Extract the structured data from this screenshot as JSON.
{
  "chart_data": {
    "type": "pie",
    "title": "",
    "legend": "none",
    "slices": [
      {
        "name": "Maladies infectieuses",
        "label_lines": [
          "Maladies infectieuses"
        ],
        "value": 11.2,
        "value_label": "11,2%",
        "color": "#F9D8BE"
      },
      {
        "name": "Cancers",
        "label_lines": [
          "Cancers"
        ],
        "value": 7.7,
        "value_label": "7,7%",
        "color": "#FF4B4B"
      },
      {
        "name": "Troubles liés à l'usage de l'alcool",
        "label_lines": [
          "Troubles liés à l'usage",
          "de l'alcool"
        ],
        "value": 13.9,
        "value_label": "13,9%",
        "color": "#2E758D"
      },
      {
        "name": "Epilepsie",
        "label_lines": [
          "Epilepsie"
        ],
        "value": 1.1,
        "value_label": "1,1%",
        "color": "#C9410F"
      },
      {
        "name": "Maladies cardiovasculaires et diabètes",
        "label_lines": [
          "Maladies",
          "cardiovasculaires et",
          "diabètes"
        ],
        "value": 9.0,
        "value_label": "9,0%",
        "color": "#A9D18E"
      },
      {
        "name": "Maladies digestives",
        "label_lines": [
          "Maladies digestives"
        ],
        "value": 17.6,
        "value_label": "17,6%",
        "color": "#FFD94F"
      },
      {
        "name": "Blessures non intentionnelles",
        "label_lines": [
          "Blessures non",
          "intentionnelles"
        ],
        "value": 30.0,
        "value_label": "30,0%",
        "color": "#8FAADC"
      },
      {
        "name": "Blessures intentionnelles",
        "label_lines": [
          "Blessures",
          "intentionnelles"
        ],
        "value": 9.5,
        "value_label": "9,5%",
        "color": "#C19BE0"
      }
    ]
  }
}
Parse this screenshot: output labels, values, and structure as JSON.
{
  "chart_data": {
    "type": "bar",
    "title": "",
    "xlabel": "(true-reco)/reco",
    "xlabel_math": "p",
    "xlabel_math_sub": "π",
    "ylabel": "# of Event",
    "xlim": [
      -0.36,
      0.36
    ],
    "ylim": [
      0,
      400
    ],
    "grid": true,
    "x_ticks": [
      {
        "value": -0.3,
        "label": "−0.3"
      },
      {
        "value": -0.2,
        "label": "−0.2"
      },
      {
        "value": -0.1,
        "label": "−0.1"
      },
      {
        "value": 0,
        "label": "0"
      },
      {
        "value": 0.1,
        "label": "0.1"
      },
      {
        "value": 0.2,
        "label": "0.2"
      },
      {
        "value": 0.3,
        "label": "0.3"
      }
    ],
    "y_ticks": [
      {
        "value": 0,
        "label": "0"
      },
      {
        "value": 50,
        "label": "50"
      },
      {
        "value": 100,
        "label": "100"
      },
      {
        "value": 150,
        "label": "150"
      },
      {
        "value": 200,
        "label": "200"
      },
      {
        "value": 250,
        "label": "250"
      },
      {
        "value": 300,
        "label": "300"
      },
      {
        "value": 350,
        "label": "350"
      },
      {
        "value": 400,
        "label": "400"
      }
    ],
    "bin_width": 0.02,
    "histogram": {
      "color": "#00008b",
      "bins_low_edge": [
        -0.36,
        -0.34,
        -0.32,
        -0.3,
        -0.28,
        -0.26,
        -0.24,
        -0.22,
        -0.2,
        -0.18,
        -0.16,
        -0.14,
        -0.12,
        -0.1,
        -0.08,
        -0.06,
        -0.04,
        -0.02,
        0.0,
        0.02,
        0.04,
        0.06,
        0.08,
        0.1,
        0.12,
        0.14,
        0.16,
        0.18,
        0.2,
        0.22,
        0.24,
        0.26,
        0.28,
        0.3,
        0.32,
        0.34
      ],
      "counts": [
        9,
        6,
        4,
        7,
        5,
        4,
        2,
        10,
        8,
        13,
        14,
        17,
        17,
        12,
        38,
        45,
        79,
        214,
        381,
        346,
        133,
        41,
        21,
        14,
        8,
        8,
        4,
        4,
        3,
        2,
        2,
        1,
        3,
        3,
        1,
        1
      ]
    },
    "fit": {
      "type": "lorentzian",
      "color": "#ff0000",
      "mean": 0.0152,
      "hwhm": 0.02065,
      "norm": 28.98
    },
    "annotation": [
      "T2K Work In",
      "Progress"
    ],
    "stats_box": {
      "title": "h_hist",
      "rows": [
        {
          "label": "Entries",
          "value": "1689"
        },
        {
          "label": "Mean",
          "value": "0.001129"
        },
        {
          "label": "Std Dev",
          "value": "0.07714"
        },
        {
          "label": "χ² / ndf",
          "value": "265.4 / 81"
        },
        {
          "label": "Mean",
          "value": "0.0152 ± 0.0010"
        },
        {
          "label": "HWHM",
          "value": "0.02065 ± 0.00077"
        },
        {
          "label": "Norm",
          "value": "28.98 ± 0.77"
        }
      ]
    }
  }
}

§ §

Repeat every line of the data, exactly and in full.

- Full output -
Extract the structured data from this screenshot as JSON.
{
  "chart_data": {
    "type": "pie",
    "title": "",
    "legend": "none",
    "slices": [
      {
        "name": "Maladies infectieuses",
        "label_lines": [
          "Maladies infectieuses"
        ],
        "value": 11.2,
        "value_label": "11,2%",
        "color": "#F9D8BE"
      },
      {
        "name": "Cancers",
        "label_lines": [
          "Cancers"
        ],
        "value": 7.7,
        "value_label": "7,7%",
        "color": "#FF4B4B"
      },
      {
        "name": "Troubles liés à l'usage de l'alcool",
        "label_lines": [
          "Troubles liés à l'usage",
          "de l'alcool"
        ],
        "value": 13.9,
        "value_label": "13,9%",
        "color": "#2E758D"
      },
      {
        "name": "Epilepsie",
        "label_lines": [
          "Epilepsie"
        ],
        "value": 1.1,
        "value_label": "1,1%",
        "color": "#C9410F"
      },
      {
        "name": "Maladies cardiovasculaires et diabètes",
        "label_lines": [
          "Maladies",
          "cardiovasculaires et",
          "diabètes"
        ],
        "value": 9.0,
        "value_label": "9,0%",
        "color": "#A9D18E"
      },
      {
        "name": "Maladies digestives",
        "label_lines": [
          "Maladies digestives"
        ],
        "value": 17.6,
        "value_label": "17,6%",
        "color": "#FFD94F"
      },
      {
        "name": "Blessures non intentionnelles",
        "label_lines": [
          "Blessures non",
          "intentionnelles"
        ],
        "value": 30.0,
        "value_label": "30,0%",
        "color": "#8FAADC"
      },
      {
        "name": "Blessures intentionnelles",
        "label_lines": [
          "Blessures",
          "intentionnelles"
        ],
        "value": 9.5,
        "value_label": "9,5%",
        "color": "#C19BE0"
      }
    ]
  }
}
Parse this screenshot: output labels, values, and structure as JSON.
{
  "chart_data": {
    "type": "bar",
    "title": "",
    "xlabel": "(true-reco)/reco",
    "xlabel_math": "p",
    "xlabel_math_sub": "π",
    "ylabel": "# of Event",
    "xlim": [
      -0.36,
      0.36
    ],
    "ylim": [
      0,
      400
    ],
    "grid": true,
    "x_ticks": [
      {
        "value": -0.3,
        "label": "−0.3"
      },
      {
        "value": -0.2,
        "label": "−0.2"
      },
      {
        "value": -0.1,
        "label": "−0.1"
      },
      {
        "value": 0,
        "label": "0"
      },
      {
        "value": 0.1,
        "label": "0.1"
      },
      {
        "value": 0.2,
        "label": "0.2"
      },
      {
        "value": 0.3,
        "label": "0.3"
      }
    ],
    "y_ticks": [
      {
        "value": 0,
        "label": "0"
      },
      {
        "value": 50,
        "label": "50"
      },
      {
        "value": 100,
        "label": "100"
      },
      {
        "value": 150,
        "label": "150"
      },
      {
        "value": 200,
        "label": "200"
      },
      {
        "value": 250,
        "label": "250"
      },
      {
        "value": 300,
        "label": "300"
      },
      {
        "value": 350,
        "label": "350"
      },
      {
        "value": 400,
        "label": "400"
      }
    ],
    "bin_width": 0.02,
    "histogram": {
      "color": "#00008b",
      "bins_low_edge": [
        -0.36,
        -0.34,
        -0.32,
        -0.3,
        -0.28,
        -0.26,
        -0.24,
        -0.22,
        -0.2,
        -0.18,
        -0.16,
        -0.14,
        -0.12,
        -0.1,
        -0.08,
        -0.06,
        -0.04,
        -0.02,
        0.0,
        0.02,
        0.04,
        0.06,
        0.08,
        0.1,
        0.12,
        0.14,
        0.16,
        0.18,
        0.2,
        0.22,
        0.24,
        0.26,
        0.28,
        0.3,
        0.32,
        0.34
      ],
      "counts": [
        9,
        6,
        4,
        7,
        5,
        4,
        2,
        10,
        8,
        13,
        14,
        17,
        17,
        12,
        38,
        45,
        79,
        214,
        381,
        346,
        133,
        41,
        21,
        14,
        8,
        8,
        4,
        4,
        3,
        2,
        2,
        1,
        3,
        3,
        1,
        1
      ]
    },
    "fit": {
      "type": "lorentzian",
      "color": "#ff0000",
      "mean": 0.0152,
      "hwhm": 0.02065,
      "norm": 28.98
    },
    "annotation": [
      "T2K Work In",
      "Progress"
    ],
    "stats_box": {
      "title": "h_hist",
      "rows": [
        {
          "label": "Entries",
          "value": "1689"
        },
        {
          "label": "Mean",
          "value": "0.001129"
        },
        {
          "label": "Std Dev",
          "value": "0.07714"
        },
        {
          "label": "χ² / ndf",
          "value": "265.4 / 81"
        },
        {
          "label": "Mean",
          "value": "0.0152 ± 0.0010"
        },
        {
          "label": "HWHM",
          "value": "0.02065 ± 0.00077"
        },
        {
          "label": "Norm",
          "value": "28.98 ± 0.77"
        }
      ]
    }
  }
}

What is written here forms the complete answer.